**SHORT EXERCISE:** From the listing below, pull out the lines that hold "bildkvalitet".
**** TASK MATERIAL ****
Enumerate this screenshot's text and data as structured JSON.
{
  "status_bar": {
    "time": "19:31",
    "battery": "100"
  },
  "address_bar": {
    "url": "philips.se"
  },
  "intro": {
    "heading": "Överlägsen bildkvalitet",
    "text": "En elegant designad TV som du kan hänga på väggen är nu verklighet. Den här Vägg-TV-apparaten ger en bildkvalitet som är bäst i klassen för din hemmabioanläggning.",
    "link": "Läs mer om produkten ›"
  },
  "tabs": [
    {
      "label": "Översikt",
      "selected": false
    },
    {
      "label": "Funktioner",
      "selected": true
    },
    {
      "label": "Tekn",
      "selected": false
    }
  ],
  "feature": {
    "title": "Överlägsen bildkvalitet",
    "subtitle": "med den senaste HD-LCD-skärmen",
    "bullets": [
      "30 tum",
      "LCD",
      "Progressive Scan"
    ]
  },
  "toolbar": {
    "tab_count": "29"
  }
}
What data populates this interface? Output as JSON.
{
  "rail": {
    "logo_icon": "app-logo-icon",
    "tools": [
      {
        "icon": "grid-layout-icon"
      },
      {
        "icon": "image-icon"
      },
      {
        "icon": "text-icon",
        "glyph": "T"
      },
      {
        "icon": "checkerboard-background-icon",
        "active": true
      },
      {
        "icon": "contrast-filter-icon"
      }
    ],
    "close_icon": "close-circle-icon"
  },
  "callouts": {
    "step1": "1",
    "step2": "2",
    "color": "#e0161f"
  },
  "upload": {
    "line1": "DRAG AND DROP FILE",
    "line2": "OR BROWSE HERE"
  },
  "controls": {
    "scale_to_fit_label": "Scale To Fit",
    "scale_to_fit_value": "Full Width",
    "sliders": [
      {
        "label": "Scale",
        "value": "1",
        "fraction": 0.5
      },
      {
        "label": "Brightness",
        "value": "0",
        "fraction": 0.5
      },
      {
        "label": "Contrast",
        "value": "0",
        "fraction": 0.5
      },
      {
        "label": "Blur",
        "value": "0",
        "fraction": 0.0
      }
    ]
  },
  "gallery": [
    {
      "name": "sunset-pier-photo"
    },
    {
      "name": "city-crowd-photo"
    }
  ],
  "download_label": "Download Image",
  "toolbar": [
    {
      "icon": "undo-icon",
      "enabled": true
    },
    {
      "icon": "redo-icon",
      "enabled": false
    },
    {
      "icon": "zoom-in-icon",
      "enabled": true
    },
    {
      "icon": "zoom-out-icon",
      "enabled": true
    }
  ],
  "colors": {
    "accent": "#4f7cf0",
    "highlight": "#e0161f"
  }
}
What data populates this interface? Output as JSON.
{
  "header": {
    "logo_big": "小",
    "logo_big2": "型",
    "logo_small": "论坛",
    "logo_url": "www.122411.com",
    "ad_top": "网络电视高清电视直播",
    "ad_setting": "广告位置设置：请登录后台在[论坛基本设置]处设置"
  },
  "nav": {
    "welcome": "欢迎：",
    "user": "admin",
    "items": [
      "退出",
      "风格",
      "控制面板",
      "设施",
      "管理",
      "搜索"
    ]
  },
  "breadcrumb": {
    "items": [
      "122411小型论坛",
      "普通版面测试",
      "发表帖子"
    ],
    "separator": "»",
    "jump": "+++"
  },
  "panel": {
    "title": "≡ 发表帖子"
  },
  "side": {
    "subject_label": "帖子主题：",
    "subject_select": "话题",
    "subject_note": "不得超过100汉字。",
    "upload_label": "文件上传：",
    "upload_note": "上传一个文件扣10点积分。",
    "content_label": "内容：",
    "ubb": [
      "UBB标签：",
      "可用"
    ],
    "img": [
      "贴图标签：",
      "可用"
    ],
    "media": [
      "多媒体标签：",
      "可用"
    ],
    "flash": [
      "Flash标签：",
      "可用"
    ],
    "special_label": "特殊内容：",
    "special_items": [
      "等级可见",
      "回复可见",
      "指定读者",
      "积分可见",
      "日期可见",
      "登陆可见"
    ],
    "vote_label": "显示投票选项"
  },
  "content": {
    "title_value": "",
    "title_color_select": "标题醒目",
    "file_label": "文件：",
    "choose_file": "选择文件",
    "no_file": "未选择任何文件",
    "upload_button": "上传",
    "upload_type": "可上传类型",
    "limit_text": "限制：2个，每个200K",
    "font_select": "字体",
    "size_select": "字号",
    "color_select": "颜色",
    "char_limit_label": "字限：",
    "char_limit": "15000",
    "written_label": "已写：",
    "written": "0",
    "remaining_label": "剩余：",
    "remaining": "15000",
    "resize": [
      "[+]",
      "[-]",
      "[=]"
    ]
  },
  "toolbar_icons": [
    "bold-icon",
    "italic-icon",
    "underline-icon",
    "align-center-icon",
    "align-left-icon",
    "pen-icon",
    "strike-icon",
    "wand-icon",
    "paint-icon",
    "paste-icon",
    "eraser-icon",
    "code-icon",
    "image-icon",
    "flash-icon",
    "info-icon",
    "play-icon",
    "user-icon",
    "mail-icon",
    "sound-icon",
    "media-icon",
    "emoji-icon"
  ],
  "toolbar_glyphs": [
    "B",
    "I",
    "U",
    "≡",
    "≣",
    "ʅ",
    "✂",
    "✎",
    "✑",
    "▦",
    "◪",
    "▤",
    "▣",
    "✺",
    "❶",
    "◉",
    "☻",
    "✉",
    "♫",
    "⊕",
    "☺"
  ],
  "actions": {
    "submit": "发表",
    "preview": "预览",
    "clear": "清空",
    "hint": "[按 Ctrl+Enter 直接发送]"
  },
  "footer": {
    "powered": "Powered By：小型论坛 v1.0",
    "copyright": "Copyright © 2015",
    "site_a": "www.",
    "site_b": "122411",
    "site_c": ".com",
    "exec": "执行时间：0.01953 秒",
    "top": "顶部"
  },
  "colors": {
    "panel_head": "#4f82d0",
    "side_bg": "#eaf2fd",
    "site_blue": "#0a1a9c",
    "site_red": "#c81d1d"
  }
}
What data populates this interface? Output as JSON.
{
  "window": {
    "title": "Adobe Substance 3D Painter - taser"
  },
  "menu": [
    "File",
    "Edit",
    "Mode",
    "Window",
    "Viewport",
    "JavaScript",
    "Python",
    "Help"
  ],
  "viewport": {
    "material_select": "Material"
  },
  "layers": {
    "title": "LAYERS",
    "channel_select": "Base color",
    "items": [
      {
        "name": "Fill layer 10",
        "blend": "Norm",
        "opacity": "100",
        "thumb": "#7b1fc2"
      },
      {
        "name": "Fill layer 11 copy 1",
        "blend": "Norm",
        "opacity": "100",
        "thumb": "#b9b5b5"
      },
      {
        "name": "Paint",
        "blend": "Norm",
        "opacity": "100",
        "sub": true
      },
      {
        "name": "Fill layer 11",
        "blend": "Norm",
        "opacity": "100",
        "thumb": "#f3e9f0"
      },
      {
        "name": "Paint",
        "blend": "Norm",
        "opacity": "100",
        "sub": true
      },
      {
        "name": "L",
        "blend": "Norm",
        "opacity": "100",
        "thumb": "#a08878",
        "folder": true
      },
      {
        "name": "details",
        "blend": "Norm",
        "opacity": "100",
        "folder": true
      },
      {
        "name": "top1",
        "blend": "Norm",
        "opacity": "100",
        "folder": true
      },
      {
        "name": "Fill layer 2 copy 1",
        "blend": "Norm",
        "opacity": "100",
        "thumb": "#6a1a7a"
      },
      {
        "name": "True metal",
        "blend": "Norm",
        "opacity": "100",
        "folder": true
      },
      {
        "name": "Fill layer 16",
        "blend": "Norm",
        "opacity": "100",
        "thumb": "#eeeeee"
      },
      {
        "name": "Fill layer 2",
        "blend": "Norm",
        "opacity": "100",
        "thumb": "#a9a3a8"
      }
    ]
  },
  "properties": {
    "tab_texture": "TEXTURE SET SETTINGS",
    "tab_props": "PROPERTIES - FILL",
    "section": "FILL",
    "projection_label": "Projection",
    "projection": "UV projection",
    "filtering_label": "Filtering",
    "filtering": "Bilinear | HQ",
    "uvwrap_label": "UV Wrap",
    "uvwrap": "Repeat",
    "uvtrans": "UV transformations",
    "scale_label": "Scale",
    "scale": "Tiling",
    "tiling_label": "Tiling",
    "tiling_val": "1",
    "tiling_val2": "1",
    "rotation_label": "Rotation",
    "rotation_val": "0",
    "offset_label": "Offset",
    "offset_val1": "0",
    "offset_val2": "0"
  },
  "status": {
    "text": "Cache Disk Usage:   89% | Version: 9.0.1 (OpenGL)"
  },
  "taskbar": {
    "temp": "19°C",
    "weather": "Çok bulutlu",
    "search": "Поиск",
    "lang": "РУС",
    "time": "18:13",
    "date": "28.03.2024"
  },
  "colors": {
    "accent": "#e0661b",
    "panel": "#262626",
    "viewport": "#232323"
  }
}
****
**WRITTEN RESPONSE:**
    "heading": "Överlägsen bildkvalitet",
    "text": "En elegant designad TV som du kan hänga på väggen är nu verklighet. Den här Vägg-TV-apparaten ger en bildkvalitet som är bäst i klassen för din hemmabioanläggning.",
    "title": "Överlägsen bildkvalitet",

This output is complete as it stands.